Written exercise. Copy each line of the records that contains the word "JSON".

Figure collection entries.
━━━━━━━━

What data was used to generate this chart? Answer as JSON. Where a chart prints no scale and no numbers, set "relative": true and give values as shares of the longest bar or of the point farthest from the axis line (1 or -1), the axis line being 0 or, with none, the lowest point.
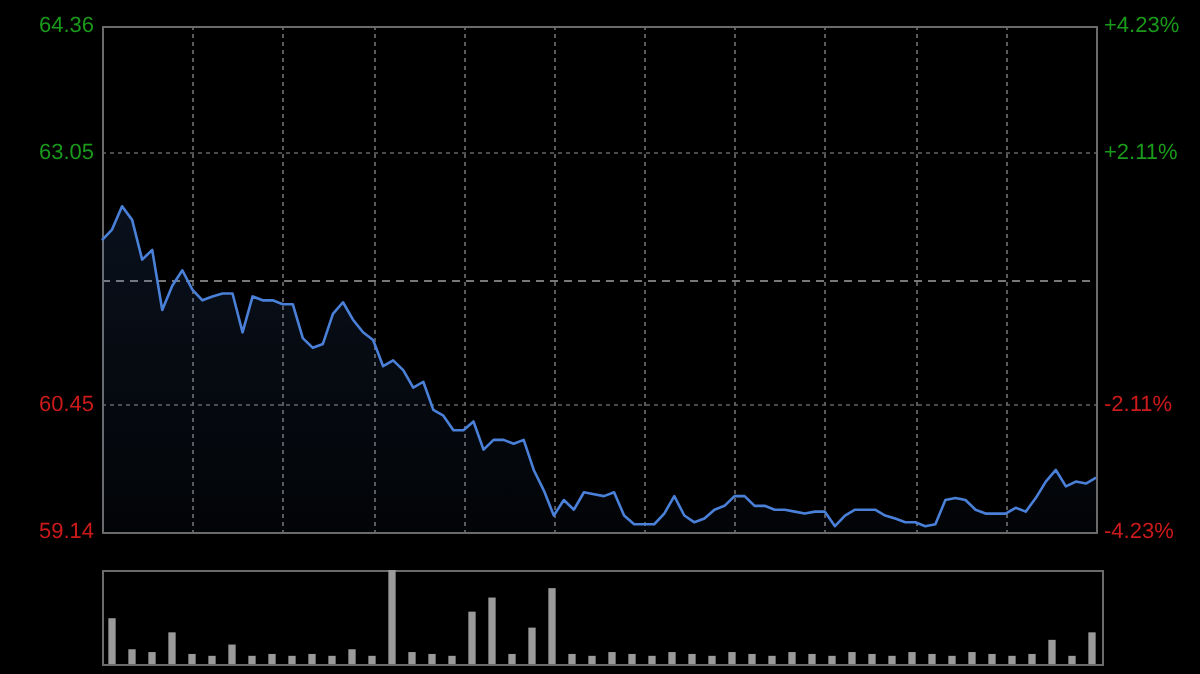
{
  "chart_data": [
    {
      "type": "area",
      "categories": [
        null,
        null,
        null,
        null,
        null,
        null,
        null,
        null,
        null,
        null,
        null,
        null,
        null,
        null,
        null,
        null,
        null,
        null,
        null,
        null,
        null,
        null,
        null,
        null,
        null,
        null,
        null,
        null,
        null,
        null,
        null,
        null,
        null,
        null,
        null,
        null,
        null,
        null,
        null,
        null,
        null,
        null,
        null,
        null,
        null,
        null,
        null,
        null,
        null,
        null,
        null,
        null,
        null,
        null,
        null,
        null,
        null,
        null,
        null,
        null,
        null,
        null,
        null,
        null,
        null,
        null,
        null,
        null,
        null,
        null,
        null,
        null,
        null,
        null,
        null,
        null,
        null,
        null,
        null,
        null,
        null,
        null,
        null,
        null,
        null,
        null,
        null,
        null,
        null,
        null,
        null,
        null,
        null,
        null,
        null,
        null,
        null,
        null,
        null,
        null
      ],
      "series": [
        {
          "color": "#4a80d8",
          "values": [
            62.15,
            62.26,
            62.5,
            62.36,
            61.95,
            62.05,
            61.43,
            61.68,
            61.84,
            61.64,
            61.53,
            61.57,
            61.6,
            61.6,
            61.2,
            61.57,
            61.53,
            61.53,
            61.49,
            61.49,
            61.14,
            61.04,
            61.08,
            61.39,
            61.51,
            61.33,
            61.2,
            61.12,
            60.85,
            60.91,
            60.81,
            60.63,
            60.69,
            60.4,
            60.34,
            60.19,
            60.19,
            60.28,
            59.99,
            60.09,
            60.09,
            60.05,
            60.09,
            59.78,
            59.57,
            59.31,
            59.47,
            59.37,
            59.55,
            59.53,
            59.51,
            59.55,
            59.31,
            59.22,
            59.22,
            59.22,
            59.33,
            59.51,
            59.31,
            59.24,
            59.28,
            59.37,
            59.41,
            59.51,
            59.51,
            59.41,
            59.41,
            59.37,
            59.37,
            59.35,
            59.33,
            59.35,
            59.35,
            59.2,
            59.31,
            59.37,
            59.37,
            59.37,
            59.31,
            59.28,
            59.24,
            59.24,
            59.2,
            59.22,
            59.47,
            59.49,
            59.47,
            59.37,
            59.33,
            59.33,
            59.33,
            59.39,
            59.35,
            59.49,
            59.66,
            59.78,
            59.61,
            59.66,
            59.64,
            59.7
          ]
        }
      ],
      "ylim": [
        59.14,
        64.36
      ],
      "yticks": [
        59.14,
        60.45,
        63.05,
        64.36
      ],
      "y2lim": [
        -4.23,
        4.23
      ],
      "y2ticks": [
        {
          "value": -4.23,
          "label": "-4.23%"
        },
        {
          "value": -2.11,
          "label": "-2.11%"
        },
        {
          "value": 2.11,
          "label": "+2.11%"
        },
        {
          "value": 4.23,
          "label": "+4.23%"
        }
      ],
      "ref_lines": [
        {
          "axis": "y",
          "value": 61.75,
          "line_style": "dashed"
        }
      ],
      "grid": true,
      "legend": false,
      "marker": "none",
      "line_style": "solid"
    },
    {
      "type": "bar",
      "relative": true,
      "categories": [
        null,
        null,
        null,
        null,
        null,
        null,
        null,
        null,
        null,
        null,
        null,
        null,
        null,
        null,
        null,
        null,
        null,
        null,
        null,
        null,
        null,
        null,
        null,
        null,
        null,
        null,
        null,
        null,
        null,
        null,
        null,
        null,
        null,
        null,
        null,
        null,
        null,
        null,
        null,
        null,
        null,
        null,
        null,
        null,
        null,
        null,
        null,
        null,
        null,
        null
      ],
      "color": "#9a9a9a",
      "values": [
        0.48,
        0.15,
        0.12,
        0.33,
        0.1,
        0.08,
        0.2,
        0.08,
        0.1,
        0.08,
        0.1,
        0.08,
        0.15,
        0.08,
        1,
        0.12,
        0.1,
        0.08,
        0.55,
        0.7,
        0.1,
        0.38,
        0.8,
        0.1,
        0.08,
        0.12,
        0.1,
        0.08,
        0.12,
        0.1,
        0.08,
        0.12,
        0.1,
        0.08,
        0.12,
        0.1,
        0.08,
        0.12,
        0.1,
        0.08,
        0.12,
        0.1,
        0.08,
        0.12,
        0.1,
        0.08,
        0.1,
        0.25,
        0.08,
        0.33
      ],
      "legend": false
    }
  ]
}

━━━━━━━━

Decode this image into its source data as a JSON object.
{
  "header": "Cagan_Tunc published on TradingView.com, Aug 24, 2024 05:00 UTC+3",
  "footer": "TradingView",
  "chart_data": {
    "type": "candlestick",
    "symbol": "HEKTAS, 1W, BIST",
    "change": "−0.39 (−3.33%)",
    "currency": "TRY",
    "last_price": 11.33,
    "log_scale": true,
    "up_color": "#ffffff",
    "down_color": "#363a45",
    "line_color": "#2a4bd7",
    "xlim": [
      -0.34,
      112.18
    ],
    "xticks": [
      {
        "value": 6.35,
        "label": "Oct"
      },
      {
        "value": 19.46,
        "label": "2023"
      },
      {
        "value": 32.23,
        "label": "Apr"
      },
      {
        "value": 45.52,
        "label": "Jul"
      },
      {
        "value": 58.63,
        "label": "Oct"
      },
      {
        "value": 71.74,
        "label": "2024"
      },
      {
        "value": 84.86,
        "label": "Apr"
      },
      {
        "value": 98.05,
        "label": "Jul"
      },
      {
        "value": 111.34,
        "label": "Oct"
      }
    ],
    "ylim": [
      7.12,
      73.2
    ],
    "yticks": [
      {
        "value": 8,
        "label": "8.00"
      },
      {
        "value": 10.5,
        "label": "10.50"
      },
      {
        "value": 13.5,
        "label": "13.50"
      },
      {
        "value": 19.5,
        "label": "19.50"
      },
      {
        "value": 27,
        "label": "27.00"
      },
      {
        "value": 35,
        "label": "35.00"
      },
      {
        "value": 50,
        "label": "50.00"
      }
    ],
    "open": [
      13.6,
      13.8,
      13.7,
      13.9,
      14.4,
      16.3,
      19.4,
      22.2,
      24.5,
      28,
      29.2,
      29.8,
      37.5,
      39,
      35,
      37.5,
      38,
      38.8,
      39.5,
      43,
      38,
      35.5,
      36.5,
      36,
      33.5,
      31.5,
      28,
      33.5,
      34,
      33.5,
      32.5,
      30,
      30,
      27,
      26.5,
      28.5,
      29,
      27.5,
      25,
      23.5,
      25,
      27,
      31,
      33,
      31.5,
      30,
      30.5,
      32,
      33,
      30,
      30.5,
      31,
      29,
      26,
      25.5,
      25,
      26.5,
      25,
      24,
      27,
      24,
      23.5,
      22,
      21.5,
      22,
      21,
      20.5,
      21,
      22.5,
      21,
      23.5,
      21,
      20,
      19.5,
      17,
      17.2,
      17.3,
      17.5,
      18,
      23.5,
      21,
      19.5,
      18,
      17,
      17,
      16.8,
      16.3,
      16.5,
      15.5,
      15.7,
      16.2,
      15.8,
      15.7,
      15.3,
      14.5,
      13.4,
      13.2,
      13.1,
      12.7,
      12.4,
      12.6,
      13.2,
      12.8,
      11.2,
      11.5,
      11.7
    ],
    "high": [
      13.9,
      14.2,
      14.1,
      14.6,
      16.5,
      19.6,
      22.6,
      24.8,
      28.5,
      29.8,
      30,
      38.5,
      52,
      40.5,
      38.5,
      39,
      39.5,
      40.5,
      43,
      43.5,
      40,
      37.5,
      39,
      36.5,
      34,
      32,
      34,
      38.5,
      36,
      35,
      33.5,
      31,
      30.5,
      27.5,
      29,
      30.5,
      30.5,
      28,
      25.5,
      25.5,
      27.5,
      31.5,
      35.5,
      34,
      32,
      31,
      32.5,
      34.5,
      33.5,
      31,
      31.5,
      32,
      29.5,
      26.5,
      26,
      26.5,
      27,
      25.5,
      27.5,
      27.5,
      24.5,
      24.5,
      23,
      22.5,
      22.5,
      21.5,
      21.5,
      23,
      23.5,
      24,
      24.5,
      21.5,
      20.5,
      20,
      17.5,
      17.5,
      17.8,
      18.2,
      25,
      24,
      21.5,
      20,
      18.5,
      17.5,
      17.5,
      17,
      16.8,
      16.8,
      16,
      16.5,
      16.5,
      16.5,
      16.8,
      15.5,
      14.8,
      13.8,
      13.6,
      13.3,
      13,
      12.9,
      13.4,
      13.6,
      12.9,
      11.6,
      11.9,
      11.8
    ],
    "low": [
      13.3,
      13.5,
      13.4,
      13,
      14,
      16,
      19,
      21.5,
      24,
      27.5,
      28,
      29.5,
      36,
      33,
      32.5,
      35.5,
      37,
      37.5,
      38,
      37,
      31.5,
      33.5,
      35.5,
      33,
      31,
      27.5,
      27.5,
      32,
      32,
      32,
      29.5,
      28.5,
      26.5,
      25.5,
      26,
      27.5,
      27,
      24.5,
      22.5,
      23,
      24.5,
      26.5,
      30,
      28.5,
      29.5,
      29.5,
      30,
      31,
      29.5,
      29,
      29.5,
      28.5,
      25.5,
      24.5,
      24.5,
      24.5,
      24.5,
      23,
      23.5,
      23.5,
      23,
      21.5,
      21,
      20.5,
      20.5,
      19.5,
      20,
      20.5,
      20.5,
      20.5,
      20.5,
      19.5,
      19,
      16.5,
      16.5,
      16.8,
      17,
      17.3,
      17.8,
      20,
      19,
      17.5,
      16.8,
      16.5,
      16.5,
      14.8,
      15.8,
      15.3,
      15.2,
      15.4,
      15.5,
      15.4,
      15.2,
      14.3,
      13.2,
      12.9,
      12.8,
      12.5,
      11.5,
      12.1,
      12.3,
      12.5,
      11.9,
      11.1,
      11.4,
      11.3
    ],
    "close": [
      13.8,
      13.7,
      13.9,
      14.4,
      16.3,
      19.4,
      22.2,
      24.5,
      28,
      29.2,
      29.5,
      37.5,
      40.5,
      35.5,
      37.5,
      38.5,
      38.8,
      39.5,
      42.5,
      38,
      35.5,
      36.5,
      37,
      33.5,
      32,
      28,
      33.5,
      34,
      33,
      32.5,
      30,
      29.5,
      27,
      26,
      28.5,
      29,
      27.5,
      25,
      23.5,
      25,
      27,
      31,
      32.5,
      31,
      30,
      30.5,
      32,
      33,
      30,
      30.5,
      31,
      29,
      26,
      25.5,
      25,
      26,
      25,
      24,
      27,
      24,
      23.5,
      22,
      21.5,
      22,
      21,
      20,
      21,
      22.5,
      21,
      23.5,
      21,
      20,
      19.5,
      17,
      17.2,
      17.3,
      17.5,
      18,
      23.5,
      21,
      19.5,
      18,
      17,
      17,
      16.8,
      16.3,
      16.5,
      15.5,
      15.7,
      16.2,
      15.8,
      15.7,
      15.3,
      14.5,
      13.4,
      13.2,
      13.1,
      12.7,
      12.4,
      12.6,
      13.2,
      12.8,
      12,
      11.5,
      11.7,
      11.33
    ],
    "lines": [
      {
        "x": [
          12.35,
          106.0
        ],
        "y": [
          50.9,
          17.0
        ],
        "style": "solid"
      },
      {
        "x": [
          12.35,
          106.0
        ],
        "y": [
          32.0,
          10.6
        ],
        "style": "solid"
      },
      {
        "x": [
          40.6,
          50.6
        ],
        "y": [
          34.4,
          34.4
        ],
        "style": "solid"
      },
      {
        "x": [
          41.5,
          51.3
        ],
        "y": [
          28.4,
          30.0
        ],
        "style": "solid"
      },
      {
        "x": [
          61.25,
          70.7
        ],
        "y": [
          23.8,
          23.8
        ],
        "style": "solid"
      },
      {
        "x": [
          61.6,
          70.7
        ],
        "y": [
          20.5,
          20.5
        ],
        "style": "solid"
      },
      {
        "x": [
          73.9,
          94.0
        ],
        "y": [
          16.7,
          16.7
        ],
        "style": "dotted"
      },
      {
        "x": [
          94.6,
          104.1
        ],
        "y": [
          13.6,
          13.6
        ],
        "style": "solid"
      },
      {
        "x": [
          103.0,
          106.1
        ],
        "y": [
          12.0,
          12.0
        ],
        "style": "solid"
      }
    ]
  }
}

━━━━━━━━

The response.
What data was used to generate this chart? Answer as JSON. Where a chart prints no scale and no numbers, set "relative": true and give values as shares of the longest bar or of the point farthest from the axis line (1 or -1), the axis line being 0 or, with none, the lowest point.
Decode this image into its source data as a JSON object.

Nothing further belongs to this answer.